▸ INSTRUCTIONS FOR THE TASK
Check each line of the material below for the string "kind", then report how many lines have it, and nothing else.

━━ EXERCISE DATA

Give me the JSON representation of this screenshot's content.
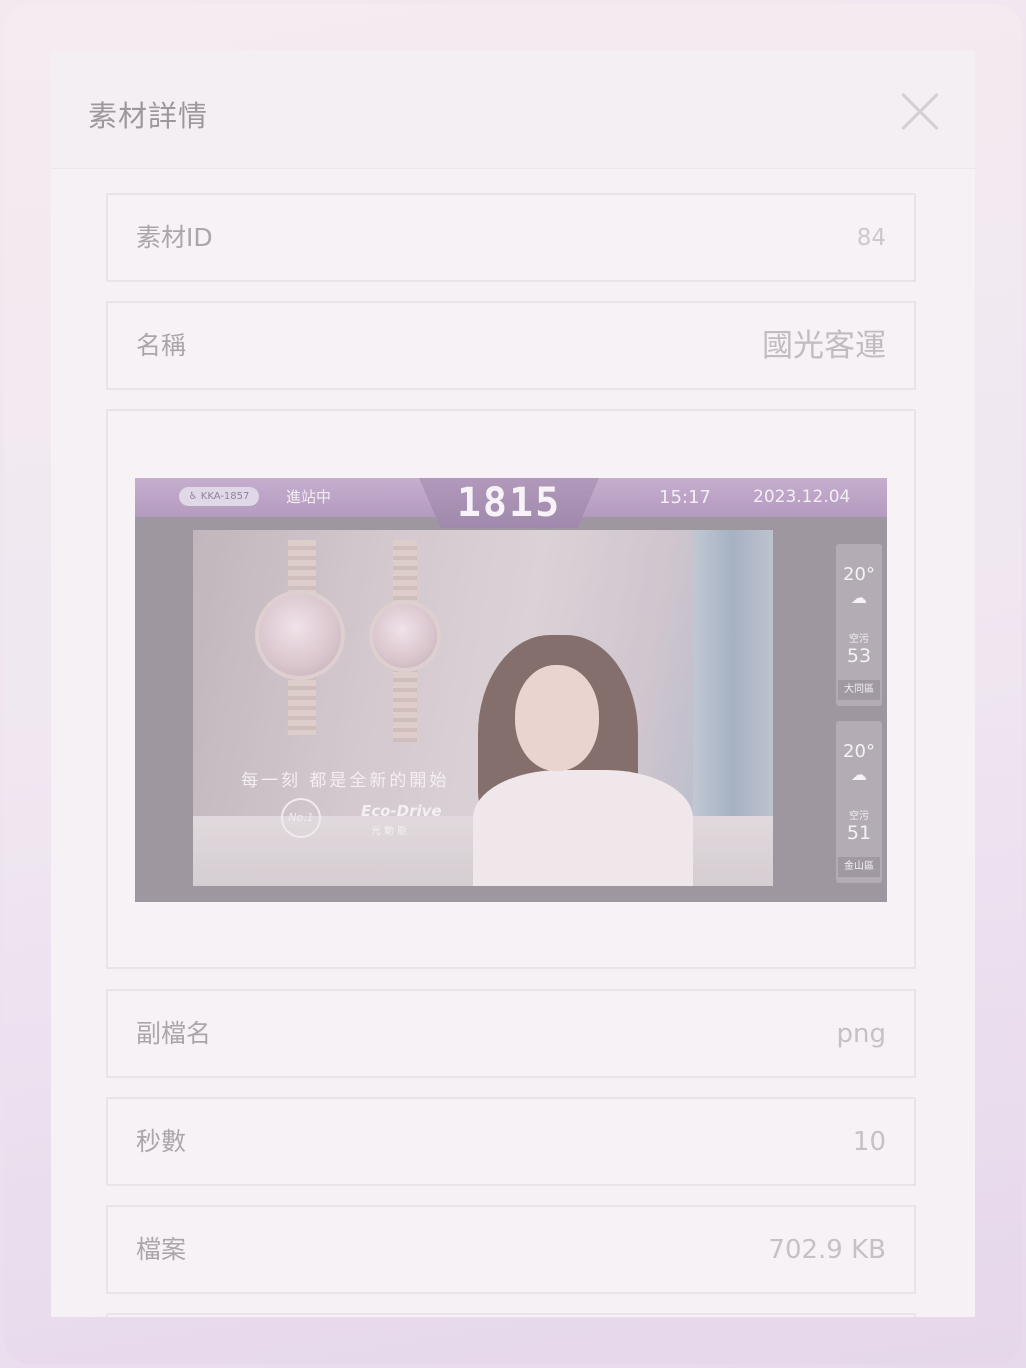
{
  "modal": {
    "title": "素材詳情",
    "close_icon": "close-icon"
  },
  "fields": [
    {
      "label": "素材ID",
      "value": "84"
    },
    {
      "label": "名稱",
      "value": "國光客運"
    },
    {
      "label": "副檔名",
      "value": "png"
    },
    {
      "label": "秒數",
      "value": "10"
    },
    {
      "label": "檔案",
      "value": "702.9 KB"
    }
  ],
  "preview": {
    "accessible_badge": "KKA-1857",
    "status": "進站中",
    "route": "1815",
    "time": "15:17",
    "date": "2023.12.04",
    "ad": {
      "slogan": "每一刻 都是全新的開始",
      "badge": "No.1",
      "brand": "Eco-Drive",
      "brand_sub": "光動能"
    },
    "weather": [
      {
        "temp": "20°",
        "icon": "rain-cloud-icon",
        "aqi_label": "空污",
        "aqi": "53",
        "district": "大同區"
      },
      {
        "temp": "20°",
        "icon": "rain-cloud-icon",
        "aqi_label": "空污",
        "aqi": "51",
        "district": "金山區"
      }
    ]
  }
}
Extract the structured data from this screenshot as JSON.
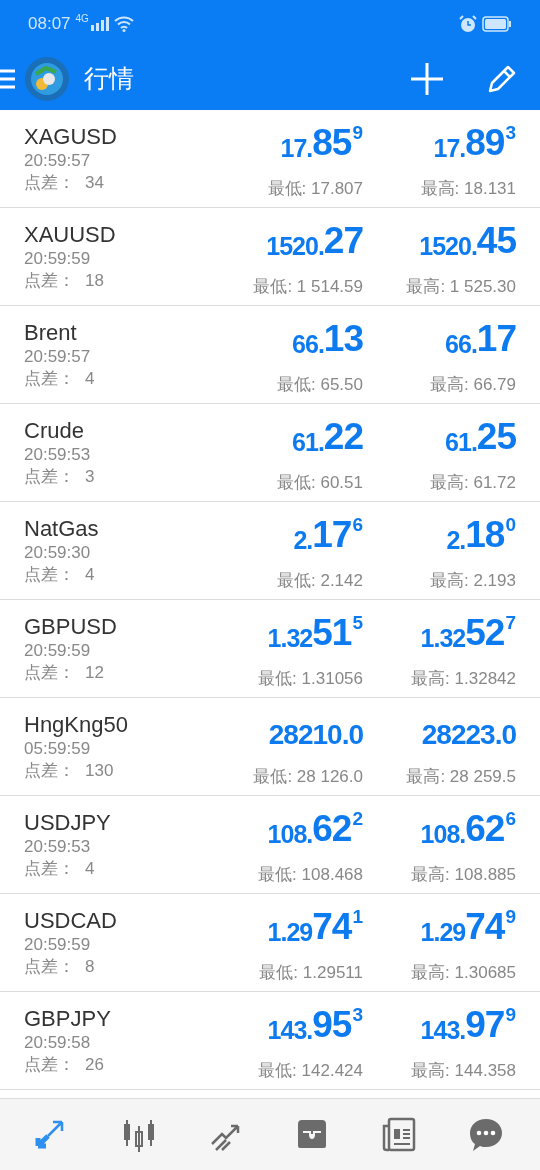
{
  "status_bar": {
    "time": "08:07",
    "network": "4G"
  },
  "header": {
    "title": "行情"
  },
  "quotes": [
    {
      "symbol": "XAGUSD",
      "time": "20:59:57",
      "spread_label": "点差：",
      "spread": "34",
      "bid": {
        "prefix": "17.",
        "big": "85",
        "sup": "9"
      },
      "ask": {
        "prefix": "17.",
        "big": "89",
        "sup": "3"
      },
      "low": "最低: 17.807",
      "high": "最高: 18.131"
    },
    {
      "symbol": "XAUUSD",
      "time": "20:59:59",
      "spread_label": "点差：",
      "spread": "18",
      "bid": {
        "prefix": "1520.",
        "big": "27"
      },
      "ask": {
        "prefix": "1520.",
        "big": "45"
      },
      "low": "最低: 1 514.59",
      "high": "最高: 1 525.30"
    },
    {
      "symbol": "Brent",
      "time": "20:59:57",
      "spread_label": "点差：",
      "spread": "4",
      "bid": {
        "prefix": "66.",
        "big": "13"
      },
      "ask": {
        "prefix": "66.",
        "big": "17"
      },
      "low": "最低: 65.50",
      "high": "最高: 66.79"
    },
    {
      "symbol": "Crude",
      "time": "20:59:53",
      "spread_label": "点差：",
      "spread": "3",
      "bid": {
        "prefix": "61.",
        "big": "22"
      },
      "ask": {
        "prefix": "61.",
        "big": "25"
      },
      "low": "最低: 60.51",
      "high": "最高: 61.72"
    },
    {
      "symbol": "NatGas",
      "time": "20:59:30",
      "spread_label": "点差：",
      "spread": "4",
      "bid": {
        "prefix": "2.",
        "big": "17",
        "sup": "6"
      },
      "ask": {
        "prefix": "2.",
        "big": "18",
        "sup": "0"
      },
      "low": "最低: 2.142",
      "high": "最高: 2.193"
    },
    {
      "symbol": "GBPUSD",
      "time": "20:59:59",
      "spread_label": "点差：",
      "spread": "12",
      "bid": {
        "prefix": "1.32",
        "big": "51",
        "sup": "5"
      },
      "ask": {
        "prefix": "1.32",
        "big": "52",
        "sup": "7"
      },
      "low": "最低: 1.31056",
      "high": "最高: 1.32842"
    },
    {
      "symbol": "HngKng50",
      "time": "05:59:59",
      "spread_label": "点差：",
      "spread": "130",
      "bid": {
        "prefix": "28210.0"
      },
      "ask": {
        "prefix": "28223.0"
      },
      "low": "最低: 28 126.0",
      "high": "最高: 28 259.5"
    },
    {
      "symbol": "USDJPY",
      "time": "20:59:53",
      "spread_label": "点差：",
      "spread": "4",
      "bid": {
        "prefix": "108.",
        "big": "62",
        "sup": "2"
      },
      "ask": {
        "prefix": "108.",
        "big": "62",
        "sup": "6"
      },
      "low": "最低: 108.468",
      "high": "最高: 108.885"
    },
    {
      "symbol": "USDCAD",
      "time": "20:59:59",
      "spread_label": "点差：",
      "spread": "8",
      "bid": {
        "prefix": "1.29",
        "big": "74",
        "sup": "1"
      },
      "ask": {
        "prefix": "1.29",
        "big": "74",
        "sup": "9"
      },
      "low": "最低: 1.29511",
      "high": "最高: 1.30685"
    },
    {
      "symbol": "GBPJPY",
      "time": "20:59:58",
      "spread_label": "点差：",
      "spread": "26",
      "bid": {
        "prefix": "143.",
        "big": "95",
        "sup": "3"
      },
      "ask": {
        "prefix": "143.",
        "big": "97",
        "sup": "9"
      },
      "low": "最低: 142.424",
      "high": "最高: 144.358"
    }
  ],
  "bottom_nav": [
    {
      "kind": "quotes",
      "selected": true
    },
    {
      "kind": "chart",
      "selected": false
    },
    {
      "kind": "trade",
      "selected": false
    },
    {
      "kind": "inbox",
      "selected": false
    },
    {
      "kind": "news",
      "selected": false
    },
    {
      "kind": "chat",
      "selected": false
    }
  ]
}
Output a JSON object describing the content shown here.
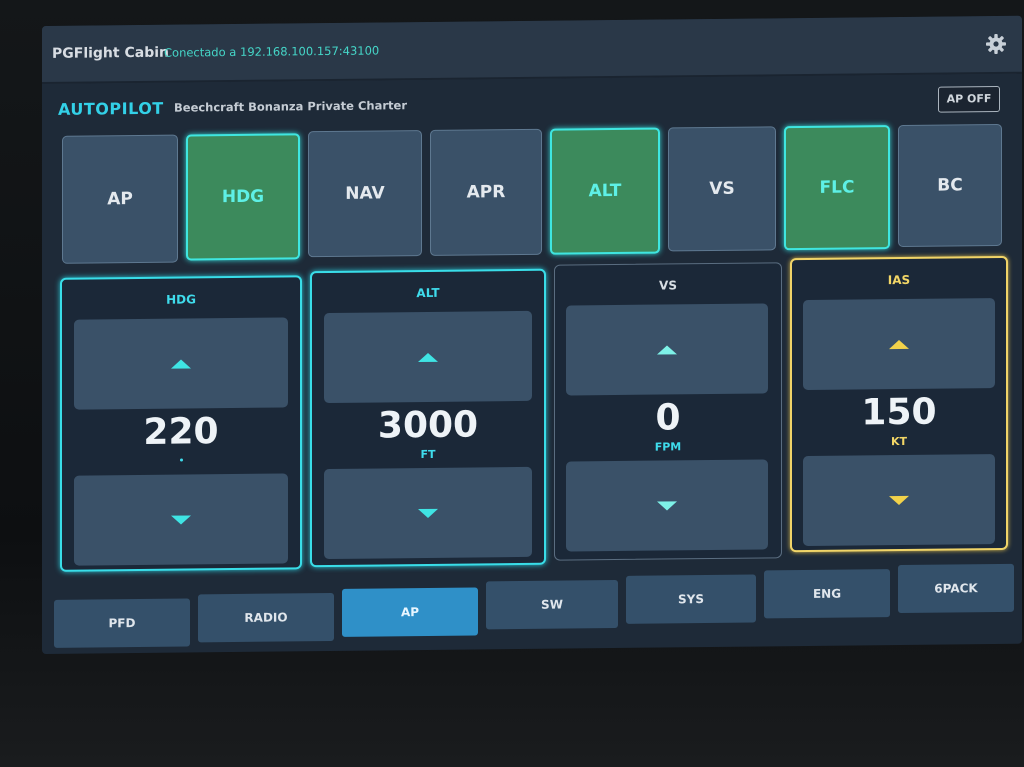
{
  "topbar": {
    "app_title": "PGFlight Cabin",
    "connection": "Conectado a 192.168.100.157:43100",
    "settings_icon": "gear-icon"
  },
  "autopilot": {
    "title": "AUTOPILOT",
    "aircraft": "Beechcraft Bonanza Private Charter",
    "ap_off_label": "AP OFF"
  },
  "modes": [
    {
      "label": "AP",
      "active": false
    },
    {
      "label": "HDG",
      "active": true
    },
    {
      "label": "NAV",
      "active": false
    },
    {
      "label": "APR",
      "active": false
    },
    {
      "label": "ALT",
      "active": true
    },
    {
      "label": "VS",
      "active": false
    },
    {
      "label": "FLC",
      "active": true
    },
    {
      "label": "BC",
      "active": false
    }
  ],
  "panels": {
    "hdg": {
      "label": "HDG",
      "value": "220",
      "unit": "°"
    },
    "alt": {
      "label": "ALT",
      "value": "3000",
      "unit": "FT"
    },
    "vs": {
      "label": "VS",
      "value": "0",
      "unit": "FPM"
    },
    "ias": {
      "label": "IAS",
      "value": "150",
      "unit": "KT"
    }
  },
  "colors": {
    "accent_cyan": "#39dde8",
    "active_green": "#3c8a5c",
    "amber": "#f0d468",
    "active_tab": "#2f90c8"
  },
  "tabs": [
    {
      "label": "PFD",
      "active": false
    },
    {
      "label": "RADIO",
      "active": false
    },
    {
      "label": "AP",
      "active": true
    },
    {
      "label": "SW",
      "active": false
    },
    {
      "label": "SYS",
      "active": false
    },
    {
      "label": "ENG",
      "active": false
    },
    {
      "label": "6PACK",
      "active": false
    }
  ]
}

━━━━

▸ WORKED SOLUTION
6